→ Data extract
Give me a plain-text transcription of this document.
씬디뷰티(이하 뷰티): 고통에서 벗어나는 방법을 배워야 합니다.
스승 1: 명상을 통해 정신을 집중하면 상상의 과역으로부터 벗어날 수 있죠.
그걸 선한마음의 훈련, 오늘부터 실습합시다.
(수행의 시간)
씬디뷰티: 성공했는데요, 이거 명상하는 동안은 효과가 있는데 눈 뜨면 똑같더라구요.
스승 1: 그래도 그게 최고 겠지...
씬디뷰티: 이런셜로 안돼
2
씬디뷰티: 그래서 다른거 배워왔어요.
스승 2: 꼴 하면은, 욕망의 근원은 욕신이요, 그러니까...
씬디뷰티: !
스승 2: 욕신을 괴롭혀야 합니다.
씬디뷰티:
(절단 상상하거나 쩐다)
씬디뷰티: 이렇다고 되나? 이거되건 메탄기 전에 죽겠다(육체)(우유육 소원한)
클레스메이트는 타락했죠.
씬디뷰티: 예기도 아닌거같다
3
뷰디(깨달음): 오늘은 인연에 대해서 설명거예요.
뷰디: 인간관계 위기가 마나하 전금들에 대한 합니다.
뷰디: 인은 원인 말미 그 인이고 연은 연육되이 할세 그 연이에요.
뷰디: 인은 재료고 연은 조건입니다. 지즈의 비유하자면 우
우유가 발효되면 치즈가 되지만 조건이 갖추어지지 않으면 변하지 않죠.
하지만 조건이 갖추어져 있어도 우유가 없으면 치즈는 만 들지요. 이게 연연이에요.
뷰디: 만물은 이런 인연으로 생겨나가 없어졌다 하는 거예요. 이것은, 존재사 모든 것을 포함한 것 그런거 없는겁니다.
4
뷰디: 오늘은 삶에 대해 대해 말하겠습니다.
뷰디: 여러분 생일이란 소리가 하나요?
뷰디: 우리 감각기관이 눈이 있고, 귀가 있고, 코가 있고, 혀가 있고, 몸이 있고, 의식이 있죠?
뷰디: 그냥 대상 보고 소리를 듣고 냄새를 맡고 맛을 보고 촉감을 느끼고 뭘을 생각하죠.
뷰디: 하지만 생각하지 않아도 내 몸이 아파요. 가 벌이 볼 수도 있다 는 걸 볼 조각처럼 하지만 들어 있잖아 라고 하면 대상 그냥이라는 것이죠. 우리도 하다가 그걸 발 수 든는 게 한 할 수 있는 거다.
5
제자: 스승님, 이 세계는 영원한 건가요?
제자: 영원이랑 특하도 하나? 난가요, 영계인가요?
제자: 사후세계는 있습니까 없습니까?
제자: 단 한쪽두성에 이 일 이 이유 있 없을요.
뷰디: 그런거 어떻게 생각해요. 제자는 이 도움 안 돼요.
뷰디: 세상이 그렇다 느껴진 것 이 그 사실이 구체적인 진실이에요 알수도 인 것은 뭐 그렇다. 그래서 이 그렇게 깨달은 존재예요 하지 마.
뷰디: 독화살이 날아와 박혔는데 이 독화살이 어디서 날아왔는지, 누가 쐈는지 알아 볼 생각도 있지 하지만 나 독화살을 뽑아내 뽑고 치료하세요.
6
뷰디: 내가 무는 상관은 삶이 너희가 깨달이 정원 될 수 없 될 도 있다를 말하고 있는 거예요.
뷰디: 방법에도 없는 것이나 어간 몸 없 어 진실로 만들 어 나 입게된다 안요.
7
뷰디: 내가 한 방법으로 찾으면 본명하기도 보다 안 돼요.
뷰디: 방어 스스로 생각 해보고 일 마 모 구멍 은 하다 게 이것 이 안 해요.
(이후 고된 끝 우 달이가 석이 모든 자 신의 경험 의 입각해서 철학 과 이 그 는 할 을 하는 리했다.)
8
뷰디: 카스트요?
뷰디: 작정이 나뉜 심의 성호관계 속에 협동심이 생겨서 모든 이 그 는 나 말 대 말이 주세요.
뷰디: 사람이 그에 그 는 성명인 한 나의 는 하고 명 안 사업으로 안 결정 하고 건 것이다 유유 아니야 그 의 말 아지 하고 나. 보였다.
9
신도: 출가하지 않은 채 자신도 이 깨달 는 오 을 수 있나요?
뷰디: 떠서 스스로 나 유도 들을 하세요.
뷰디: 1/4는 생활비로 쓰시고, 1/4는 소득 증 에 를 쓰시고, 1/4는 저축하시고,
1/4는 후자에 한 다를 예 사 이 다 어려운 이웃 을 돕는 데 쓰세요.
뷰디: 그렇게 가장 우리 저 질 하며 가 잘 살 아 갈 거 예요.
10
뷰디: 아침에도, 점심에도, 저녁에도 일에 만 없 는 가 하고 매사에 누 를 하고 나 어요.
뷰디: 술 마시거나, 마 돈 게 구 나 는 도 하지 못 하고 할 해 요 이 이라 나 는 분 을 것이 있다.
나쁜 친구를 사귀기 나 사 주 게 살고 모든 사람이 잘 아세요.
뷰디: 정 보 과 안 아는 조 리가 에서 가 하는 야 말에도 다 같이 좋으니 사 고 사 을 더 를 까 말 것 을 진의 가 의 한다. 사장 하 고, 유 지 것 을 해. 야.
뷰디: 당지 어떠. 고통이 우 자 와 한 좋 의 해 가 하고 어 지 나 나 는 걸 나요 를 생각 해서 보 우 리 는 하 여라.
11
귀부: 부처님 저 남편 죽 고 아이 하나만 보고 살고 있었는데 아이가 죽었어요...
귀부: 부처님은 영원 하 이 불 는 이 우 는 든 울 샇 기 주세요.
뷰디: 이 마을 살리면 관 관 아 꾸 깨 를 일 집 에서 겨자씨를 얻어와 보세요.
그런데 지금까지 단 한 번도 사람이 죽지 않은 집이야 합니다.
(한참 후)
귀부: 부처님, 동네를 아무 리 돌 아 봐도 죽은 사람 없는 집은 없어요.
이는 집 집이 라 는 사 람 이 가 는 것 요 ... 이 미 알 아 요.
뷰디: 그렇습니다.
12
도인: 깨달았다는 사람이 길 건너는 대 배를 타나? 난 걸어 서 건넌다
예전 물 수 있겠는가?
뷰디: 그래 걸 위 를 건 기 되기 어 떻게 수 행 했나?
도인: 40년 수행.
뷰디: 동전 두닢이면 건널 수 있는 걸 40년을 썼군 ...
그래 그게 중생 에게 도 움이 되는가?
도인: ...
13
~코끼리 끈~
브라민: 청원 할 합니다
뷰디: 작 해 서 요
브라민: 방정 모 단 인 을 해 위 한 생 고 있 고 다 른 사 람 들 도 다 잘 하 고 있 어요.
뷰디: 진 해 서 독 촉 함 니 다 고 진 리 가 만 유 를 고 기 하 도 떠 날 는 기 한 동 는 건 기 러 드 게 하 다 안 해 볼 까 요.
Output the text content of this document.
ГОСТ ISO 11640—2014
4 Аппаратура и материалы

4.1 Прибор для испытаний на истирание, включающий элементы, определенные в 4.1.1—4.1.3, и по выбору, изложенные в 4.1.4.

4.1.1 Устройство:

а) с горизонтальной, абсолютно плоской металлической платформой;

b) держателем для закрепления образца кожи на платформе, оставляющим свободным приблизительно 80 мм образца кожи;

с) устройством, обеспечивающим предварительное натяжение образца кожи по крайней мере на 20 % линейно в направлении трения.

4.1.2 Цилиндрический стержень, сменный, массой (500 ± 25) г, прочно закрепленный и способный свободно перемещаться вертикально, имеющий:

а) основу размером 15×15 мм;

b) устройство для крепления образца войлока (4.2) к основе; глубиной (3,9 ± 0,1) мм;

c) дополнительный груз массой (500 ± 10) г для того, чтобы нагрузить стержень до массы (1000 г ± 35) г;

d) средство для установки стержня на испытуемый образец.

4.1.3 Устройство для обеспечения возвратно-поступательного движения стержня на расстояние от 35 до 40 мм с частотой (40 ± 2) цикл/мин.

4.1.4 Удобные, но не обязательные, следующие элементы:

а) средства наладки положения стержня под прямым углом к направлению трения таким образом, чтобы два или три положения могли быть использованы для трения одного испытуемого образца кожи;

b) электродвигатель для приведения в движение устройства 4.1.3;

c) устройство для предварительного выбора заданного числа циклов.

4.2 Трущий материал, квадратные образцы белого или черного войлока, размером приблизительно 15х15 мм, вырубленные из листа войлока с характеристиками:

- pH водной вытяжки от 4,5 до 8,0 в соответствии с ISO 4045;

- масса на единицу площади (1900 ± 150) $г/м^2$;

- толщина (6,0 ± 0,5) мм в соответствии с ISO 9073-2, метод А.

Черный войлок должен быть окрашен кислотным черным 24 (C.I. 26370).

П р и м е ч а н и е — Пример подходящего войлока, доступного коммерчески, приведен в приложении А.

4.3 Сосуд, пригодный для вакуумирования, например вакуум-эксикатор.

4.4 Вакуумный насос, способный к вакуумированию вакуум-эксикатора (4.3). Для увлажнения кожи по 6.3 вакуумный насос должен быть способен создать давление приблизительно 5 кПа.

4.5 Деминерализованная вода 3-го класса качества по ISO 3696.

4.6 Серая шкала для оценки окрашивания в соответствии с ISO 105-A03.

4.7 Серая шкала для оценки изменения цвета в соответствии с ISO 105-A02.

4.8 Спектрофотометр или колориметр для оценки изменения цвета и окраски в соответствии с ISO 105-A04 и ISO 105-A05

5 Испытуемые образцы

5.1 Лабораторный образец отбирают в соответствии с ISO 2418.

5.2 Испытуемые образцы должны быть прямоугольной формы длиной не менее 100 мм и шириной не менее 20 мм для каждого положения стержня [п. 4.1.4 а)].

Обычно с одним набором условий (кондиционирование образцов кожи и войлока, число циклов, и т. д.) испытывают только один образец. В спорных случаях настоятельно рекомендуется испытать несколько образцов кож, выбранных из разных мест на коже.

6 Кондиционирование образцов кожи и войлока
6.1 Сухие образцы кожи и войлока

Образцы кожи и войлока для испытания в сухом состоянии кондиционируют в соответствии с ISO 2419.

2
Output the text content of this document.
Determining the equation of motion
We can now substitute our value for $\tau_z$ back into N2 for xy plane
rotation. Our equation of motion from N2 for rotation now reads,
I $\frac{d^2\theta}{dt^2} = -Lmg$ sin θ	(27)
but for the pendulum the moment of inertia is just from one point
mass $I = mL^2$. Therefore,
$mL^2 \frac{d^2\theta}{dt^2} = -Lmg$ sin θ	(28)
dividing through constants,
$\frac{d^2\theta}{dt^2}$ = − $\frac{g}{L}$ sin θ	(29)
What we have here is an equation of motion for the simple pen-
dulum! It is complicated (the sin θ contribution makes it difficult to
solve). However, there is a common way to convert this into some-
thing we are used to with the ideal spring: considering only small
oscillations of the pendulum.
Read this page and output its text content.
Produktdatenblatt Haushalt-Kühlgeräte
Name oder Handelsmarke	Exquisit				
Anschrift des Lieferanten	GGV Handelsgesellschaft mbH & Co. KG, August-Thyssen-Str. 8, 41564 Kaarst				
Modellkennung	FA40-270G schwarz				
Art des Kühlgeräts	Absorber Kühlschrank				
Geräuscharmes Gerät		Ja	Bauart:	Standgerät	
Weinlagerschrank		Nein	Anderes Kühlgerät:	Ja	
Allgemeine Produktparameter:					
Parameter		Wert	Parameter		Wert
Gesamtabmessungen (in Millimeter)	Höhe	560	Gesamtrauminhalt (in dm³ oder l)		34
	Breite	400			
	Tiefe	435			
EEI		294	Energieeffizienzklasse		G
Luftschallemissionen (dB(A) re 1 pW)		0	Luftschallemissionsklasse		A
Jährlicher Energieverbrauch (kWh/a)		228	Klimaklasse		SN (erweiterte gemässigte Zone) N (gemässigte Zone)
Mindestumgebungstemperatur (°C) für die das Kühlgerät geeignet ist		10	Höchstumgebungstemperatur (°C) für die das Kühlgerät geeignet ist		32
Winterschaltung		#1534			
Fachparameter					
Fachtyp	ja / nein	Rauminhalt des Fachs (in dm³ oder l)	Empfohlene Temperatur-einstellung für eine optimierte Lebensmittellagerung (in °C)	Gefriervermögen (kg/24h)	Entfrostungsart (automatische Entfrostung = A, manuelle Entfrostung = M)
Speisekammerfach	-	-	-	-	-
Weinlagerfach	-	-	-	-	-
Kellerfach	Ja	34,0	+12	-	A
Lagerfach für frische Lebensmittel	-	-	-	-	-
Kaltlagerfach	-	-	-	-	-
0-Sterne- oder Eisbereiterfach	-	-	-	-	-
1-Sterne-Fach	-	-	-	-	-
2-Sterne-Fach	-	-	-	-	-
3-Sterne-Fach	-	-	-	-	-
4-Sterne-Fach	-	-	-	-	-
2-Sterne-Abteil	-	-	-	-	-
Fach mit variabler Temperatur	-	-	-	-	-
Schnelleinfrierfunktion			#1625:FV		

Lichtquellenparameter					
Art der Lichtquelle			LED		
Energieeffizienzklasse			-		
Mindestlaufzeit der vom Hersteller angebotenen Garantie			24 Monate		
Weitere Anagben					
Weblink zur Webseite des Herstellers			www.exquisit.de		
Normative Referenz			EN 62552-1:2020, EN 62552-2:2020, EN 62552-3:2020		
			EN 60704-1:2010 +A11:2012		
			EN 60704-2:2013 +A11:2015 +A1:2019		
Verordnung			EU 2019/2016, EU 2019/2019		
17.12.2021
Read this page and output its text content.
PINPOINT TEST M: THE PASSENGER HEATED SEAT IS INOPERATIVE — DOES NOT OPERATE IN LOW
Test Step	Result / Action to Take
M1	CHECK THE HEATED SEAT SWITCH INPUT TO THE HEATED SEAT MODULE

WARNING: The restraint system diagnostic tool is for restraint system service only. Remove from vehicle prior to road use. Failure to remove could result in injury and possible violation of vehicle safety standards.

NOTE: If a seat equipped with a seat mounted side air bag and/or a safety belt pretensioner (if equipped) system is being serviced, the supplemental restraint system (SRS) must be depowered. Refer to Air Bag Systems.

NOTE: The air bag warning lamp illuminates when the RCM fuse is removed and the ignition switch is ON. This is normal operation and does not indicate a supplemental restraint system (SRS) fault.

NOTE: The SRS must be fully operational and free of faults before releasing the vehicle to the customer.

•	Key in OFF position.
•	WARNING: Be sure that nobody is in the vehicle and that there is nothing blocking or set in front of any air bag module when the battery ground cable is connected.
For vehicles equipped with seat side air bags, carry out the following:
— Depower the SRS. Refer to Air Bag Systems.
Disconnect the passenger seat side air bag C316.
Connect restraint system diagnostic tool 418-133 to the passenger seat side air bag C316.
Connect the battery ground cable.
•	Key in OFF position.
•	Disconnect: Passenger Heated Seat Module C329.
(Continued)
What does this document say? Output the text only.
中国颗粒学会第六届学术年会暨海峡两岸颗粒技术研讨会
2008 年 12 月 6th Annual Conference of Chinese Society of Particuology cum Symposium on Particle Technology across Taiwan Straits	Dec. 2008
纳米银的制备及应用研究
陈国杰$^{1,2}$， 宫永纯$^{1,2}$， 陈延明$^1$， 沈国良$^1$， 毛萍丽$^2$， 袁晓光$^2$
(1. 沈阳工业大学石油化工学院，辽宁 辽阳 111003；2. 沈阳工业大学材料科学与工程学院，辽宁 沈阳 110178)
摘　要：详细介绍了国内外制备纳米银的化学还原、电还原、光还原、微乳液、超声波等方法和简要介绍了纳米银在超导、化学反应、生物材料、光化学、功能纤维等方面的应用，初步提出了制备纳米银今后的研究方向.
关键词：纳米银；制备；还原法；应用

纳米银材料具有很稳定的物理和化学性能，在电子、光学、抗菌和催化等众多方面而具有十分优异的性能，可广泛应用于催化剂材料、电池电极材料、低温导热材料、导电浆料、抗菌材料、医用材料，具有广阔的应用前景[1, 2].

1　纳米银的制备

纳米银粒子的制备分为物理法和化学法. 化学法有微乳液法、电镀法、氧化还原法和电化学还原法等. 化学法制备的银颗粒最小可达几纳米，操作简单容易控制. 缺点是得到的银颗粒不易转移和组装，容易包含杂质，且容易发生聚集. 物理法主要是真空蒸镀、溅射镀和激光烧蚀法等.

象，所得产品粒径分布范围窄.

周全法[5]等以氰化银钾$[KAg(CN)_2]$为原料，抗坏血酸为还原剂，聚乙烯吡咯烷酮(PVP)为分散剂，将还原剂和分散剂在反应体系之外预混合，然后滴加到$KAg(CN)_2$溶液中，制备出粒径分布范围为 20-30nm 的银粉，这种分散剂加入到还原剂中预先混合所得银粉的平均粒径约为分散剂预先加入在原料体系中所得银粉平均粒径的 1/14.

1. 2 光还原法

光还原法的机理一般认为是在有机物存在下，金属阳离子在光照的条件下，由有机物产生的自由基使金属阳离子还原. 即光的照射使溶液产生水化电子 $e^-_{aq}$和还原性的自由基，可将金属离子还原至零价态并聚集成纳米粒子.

→ Required task
Copy each line of the preceding data that contains the string "соответствии".

→ Output of the task
- pH водной вытяжки от 4,5 до 8,0 в соответствии с ISO 4045;
- толщина (6,0 ± 0,5) мм в соответствии с ISO 9073-2, метод А.
4.6 Серая шкала для оценки окрашивания в соответствии с ISO 105-A03.
4.7 Серая шкала для оценки изменения цвета в соответствии с ISO 105-A02.
4.8 Спектрофотометр или колориметр для оценки изменения цвета и окраски в соответствии с ISO 105-A04 и ISO 105-A05
5.1 Лабораторный образец отбирают в соответствии с ISO 2418.
Образцы кожи и войлока для испытания в сухом состоянии кондиционируют в соответствии с ISO 2419.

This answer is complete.